**Problem to solve:** Without the pictures, copy the entries below word for word.

**Listed entries:**
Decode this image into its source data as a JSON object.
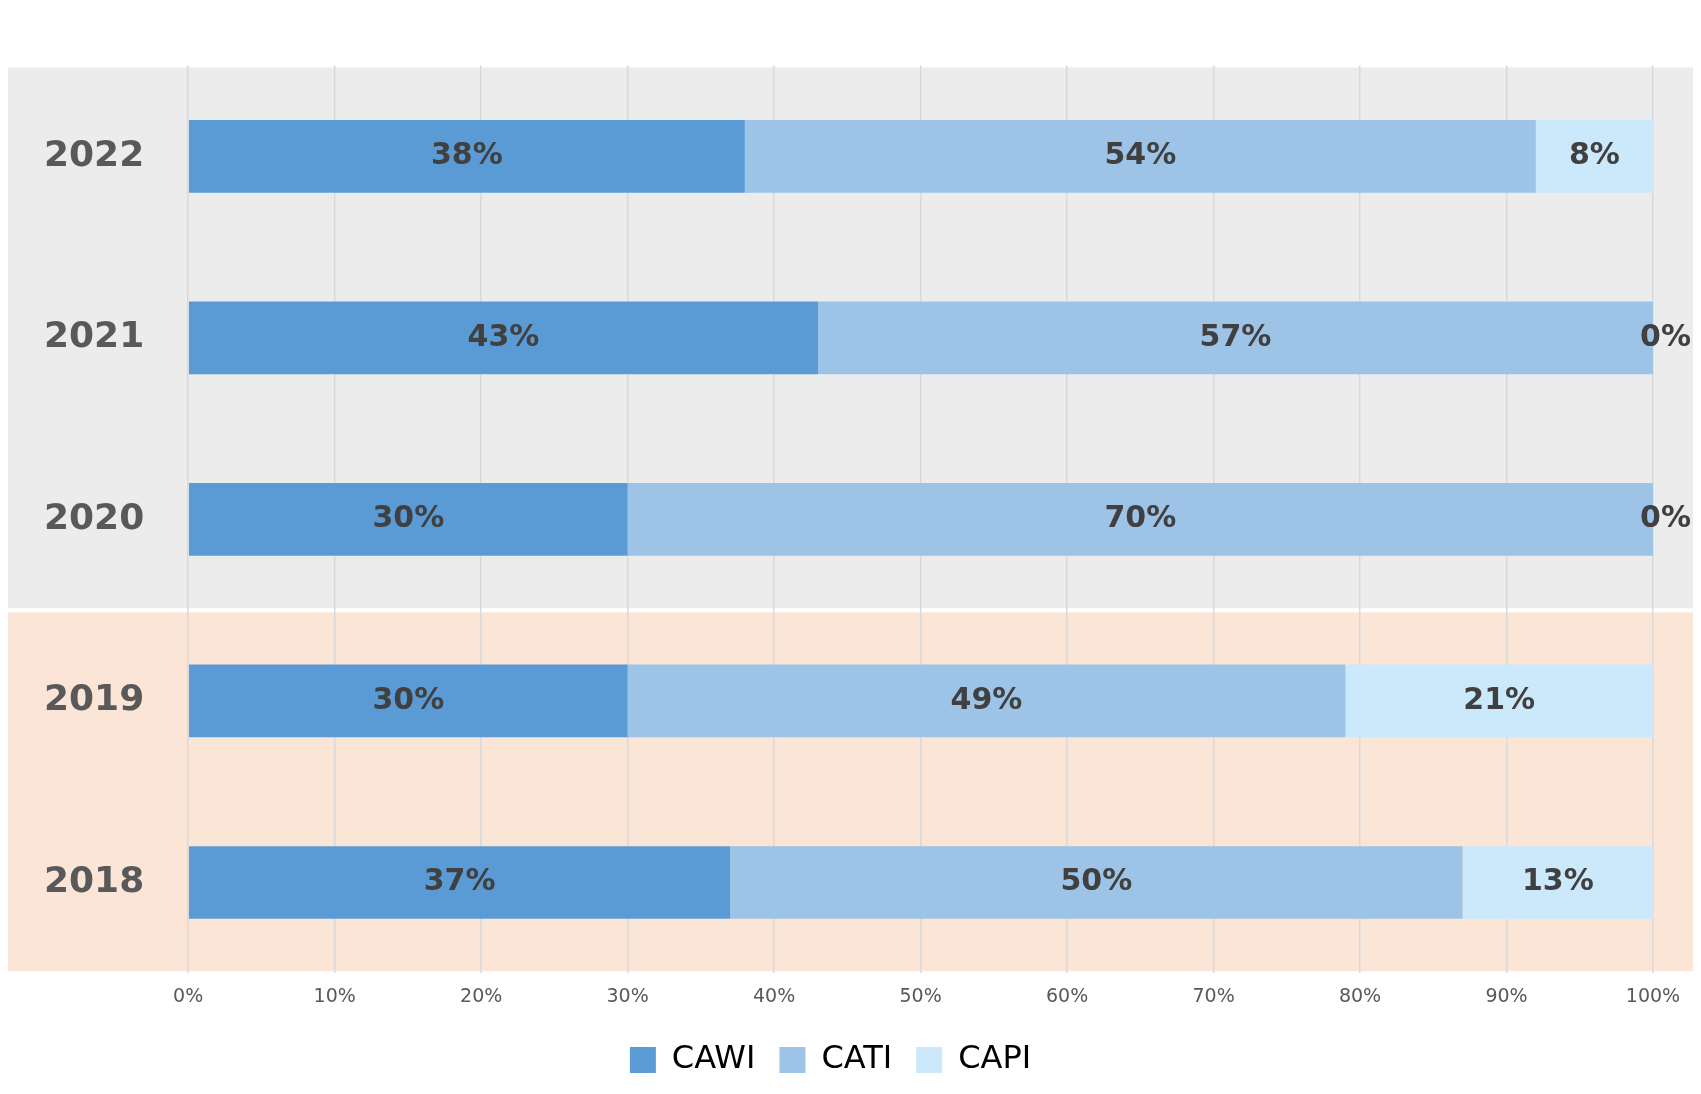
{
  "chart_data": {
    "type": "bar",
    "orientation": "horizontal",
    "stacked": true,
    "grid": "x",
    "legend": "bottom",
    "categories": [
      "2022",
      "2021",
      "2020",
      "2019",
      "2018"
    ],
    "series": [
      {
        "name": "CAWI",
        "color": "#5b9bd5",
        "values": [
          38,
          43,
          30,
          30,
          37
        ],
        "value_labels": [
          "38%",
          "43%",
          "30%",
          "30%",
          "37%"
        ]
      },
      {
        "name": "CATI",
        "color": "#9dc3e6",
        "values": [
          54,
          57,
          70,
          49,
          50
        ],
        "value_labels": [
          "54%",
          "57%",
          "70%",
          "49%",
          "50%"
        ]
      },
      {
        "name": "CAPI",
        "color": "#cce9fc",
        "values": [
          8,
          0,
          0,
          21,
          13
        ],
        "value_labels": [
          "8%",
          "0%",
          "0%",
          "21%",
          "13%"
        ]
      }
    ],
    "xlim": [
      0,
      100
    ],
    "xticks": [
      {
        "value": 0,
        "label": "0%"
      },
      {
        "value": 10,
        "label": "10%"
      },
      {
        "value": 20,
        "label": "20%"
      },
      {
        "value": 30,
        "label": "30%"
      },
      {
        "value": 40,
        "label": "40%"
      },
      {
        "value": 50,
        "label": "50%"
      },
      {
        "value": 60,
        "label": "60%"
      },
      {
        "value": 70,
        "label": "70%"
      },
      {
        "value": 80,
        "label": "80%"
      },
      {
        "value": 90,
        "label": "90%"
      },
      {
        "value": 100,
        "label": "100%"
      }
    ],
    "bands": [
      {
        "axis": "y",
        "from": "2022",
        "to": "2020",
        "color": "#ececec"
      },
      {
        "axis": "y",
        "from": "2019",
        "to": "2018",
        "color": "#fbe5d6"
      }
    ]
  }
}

**The completed task:**
Decode this image into its source data as a JSON object.
{
  "chart_data": {
    "type": "bar",
    "orientation": "horizontal",
    "stacked": true,
    "grid": "x",
    "legend": "bottom",
    "categories": [
      "2022",
      "2021",
      "2020",
      "2019",
      "2018"
    ],
    "series": [
      {
        "name": "CAWI",
        "color": "#5b9bd5",
        "values": [
          38,
          43,
          30,
          30,
          37
        ],
        "value_labels": [
          "38%",
          "43%",
          "30%",
          "30%",
          "37%"
        ]
      },
      {
        "name": "CATI",
        "color": "#9dc3e6",
        "values": [
          54,
          57,
          70,
          49,
          50
        ],
        "value_labels": [
          "54%",
          "57%",
          "70%",
          "49%",
          "50%"
        ]
      },
      {
        "name": "CAPI",
        "color": "#cce9fc",
        "values": [
          8,
          0,
          0,
          21,
          13
        ],
        "value_labels": [
          "8%",
          "0%",
          "0%",
          "21%",
          "13%"
        ]
      }
    ],
    "xlim": [
      0,
      100
    ],
    "xticks": [
      {
        "value": 0,
        "label": "0%"
      },
      {
        "value": 10,
        "label": "10%"
      },
      {
        "value": 20,
        "label": "20%"
      },
      {
        "value": 30,
        "label": "30%"
      },
      {
        "value": 40,
        "label": "40%"
      },
      {
        "value": 50,
        "label": "50%"
      },
      {
        "value": 60,
        "label": "60%"
      },
      {
        "value": 70,
        "label": "70%"
      },
      {
        "value": 80,
        "label": "80%"
      },
      {
        "value": 90,
        "label": "90%"
      },
      {
        "value": 100,
        "label": "100%"
      }
    ],
    "bands": [
      {
        "axis": "y",
        "from": "2022",
        "to": "2020",
        "color": "#ececec"
      },
      {
        "axis": "y",
        "from": "2019",
        "to": "2018",
        "color": "#fbe5d6"
      }
    ]
  }
}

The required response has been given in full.